:: Exercise task ::
Wherever the word "проценты" shows up in a line, please copy that line.

:: Provided records ::
==================================================

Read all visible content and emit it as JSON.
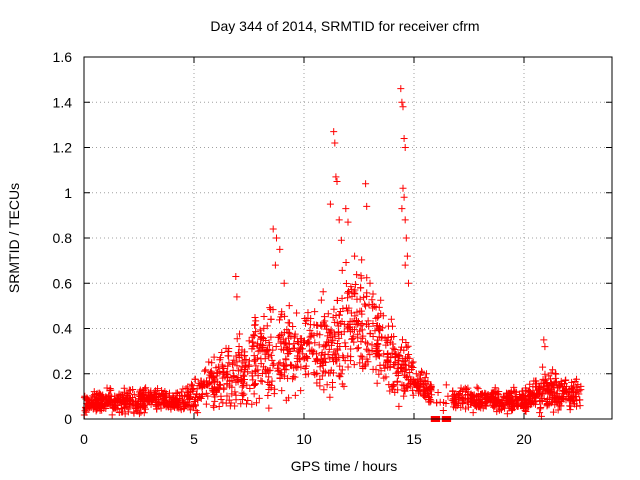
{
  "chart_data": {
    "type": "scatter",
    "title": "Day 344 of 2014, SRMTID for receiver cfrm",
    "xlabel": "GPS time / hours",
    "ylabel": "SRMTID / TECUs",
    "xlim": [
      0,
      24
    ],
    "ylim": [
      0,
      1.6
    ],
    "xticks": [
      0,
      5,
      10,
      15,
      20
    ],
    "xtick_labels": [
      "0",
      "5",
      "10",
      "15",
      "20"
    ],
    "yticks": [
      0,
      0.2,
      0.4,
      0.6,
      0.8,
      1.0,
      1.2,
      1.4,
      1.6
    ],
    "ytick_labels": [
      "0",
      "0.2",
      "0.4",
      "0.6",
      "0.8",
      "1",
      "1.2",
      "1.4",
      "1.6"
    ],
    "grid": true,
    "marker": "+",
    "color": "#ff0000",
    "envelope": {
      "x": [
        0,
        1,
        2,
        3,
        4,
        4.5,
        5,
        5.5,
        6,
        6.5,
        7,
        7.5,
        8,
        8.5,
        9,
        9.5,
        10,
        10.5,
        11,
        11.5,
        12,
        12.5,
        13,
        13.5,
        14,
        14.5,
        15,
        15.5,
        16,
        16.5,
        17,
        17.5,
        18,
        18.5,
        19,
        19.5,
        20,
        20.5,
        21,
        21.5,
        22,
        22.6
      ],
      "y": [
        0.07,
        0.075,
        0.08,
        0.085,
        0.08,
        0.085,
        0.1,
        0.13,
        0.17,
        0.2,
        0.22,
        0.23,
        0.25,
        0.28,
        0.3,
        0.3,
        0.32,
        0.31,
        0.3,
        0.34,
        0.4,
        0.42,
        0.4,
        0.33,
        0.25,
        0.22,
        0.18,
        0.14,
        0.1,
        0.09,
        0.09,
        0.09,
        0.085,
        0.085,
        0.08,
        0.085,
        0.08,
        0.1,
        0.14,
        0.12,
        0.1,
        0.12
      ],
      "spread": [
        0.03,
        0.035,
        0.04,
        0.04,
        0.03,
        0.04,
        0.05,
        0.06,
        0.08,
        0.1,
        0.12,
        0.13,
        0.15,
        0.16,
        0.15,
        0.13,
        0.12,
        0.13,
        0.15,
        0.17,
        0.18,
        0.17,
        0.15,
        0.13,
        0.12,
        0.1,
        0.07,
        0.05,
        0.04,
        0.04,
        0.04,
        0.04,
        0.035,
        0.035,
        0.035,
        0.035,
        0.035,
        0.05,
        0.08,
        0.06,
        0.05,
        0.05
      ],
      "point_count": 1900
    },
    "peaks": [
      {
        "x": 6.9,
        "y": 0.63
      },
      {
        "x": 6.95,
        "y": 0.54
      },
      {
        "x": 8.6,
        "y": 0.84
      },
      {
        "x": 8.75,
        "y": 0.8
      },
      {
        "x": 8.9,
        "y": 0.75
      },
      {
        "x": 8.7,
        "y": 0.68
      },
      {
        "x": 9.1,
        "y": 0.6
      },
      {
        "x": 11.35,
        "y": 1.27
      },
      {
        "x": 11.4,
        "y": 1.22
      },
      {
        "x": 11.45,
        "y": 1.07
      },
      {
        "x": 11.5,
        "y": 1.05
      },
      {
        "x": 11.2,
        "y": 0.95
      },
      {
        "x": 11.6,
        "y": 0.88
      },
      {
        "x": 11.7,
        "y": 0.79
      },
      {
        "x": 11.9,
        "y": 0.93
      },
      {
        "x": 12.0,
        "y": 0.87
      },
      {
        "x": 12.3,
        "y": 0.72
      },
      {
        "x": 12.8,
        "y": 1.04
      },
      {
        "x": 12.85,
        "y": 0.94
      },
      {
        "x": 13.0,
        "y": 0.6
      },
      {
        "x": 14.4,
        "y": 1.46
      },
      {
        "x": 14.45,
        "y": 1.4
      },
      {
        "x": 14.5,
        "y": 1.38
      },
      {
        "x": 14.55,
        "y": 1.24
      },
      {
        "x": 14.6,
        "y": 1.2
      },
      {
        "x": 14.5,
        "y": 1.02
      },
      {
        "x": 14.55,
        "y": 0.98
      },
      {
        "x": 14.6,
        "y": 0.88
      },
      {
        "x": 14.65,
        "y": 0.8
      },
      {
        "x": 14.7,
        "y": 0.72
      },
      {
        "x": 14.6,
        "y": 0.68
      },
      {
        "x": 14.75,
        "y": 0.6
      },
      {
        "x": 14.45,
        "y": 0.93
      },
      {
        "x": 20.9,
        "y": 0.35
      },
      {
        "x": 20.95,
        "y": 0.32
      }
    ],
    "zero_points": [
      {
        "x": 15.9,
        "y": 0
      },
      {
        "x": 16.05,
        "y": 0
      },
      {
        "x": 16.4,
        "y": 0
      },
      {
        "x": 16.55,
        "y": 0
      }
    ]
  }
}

==================================================

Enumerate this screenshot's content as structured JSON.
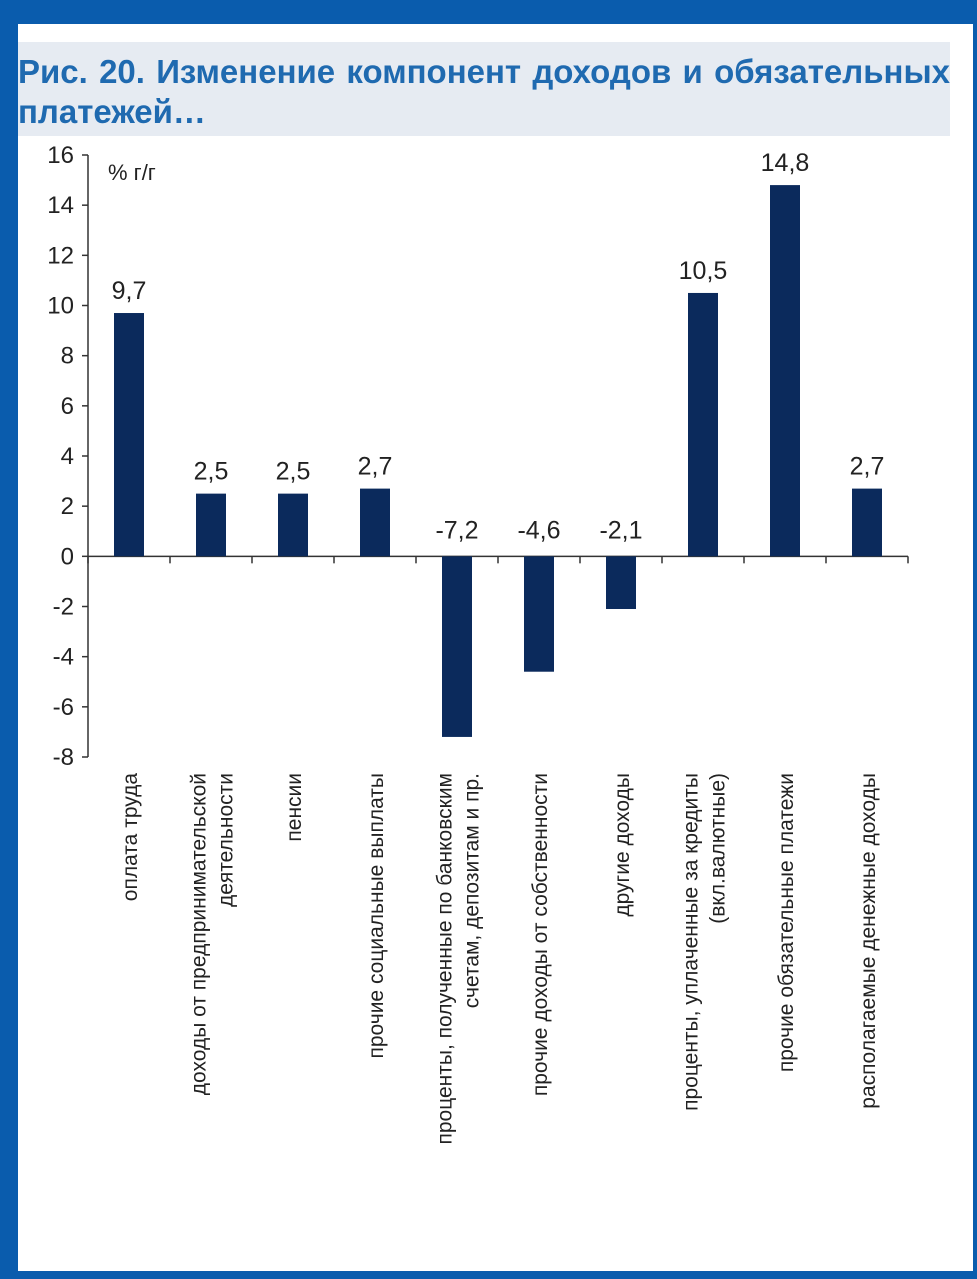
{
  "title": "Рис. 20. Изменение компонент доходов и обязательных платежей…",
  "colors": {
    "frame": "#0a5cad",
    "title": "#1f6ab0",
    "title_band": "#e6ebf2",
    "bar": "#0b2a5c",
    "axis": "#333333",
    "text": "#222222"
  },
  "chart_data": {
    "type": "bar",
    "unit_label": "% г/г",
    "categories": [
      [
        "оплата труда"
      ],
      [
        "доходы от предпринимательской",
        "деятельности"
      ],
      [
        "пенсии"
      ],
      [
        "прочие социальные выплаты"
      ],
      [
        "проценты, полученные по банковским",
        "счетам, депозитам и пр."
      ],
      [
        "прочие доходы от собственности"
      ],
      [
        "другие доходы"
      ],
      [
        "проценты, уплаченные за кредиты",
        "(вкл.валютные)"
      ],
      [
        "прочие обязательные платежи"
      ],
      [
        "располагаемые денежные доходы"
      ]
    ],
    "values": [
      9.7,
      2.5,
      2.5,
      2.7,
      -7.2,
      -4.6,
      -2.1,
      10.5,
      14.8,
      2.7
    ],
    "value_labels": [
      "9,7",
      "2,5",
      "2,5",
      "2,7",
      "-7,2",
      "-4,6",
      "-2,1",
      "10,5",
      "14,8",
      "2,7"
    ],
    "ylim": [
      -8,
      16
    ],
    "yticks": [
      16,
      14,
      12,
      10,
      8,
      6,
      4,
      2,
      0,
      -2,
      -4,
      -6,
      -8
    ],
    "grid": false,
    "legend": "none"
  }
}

==================================================

:: Response for this exercise ::
        "проценты, полученные по банковским",
        "проценты, уплаченные за кредиты",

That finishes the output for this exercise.